Problems and tasks:
[a] From the article about Citi and institutional crypto interest, list every service that Tuchman told the Financial Times Citi is considering launching.
[b] Extend the article about Citi and institutional crypto interest, starting after its final sentence.

Citi Exec: Clients Started With Bitcoin and Went 'Down the Rabbit Hole'
Institutional investors, who turned to Bitcoin during the pandemic quickly became interested in the wider crypto industry, according to Itay Tuchman, Citi bank’s global head of foreign exchange. “It was almost instantane...
Institutional investors, who turned to Bitcoin during the pandemic quickly became interested in the wider crypto industry, according to Itay Tuchman, Citi bank’s global head of foreign exchange.
“It was almost instantaneously a narrative about investing in crypto ecology, and decentralized networks and different kinds of financial architecture in the future; [it] became a technology—an innovation-investment conversation—in a matter of seconds,” said Tuchman, who spoke about the intersection of crypto and “tradfi” at the Token2049 conference in London on Friday.
“Like anyone who’s in crypto knows, you start with Bitcoin and you’re down the rabbit hole very quickly,” he added.
Citi was named the World’s Best Foreign Exchange Bank by Global Finance magazine in November last year. It has tens of thousands of institutional investors on its books.
Last May, Tuchman told the Financial Times that Citi is considering launching crypto trading, financing, and custody services.
Asked what was holding institutional investors back from moving from passive curiosity about crypto to actively trading it, Tuchman pointed to regulation, and concerns over risk and compliance.

Records shown:
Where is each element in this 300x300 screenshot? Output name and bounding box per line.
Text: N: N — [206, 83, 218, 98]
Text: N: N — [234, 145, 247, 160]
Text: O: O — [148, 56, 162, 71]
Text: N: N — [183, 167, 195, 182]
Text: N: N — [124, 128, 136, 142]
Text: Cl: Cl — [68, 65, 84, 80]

Answers per task:
[a]
crypto trading
financing
custody

[b]
“We’re not Tesla,” said Tuchman. “We’re not in the business of inventing things that customers will want in the future.” Banks, he said, “stand for safety and soundness.”
He pointed out that in tradfi, a single FX outage that had any meaningful impact on clients “is a regulatory event; it’s an event that incurs a ton of governance.”
In contrast, in decentralized finance, an outage is generally fixed within hours, and generates a host of open source code, encouraging further innovation.
But a bank’s customers expect considerable hand-holding, said Tuchman. “In order for us to add value to our customer base, we have to add value in an environment that has the standards that we would expect from safety and soundness.”
Despite all their banter about crypto, it’s notable that no bank has its own [crypto] custodian—yet. Even though this, said Tuchman, is what their clients ask for.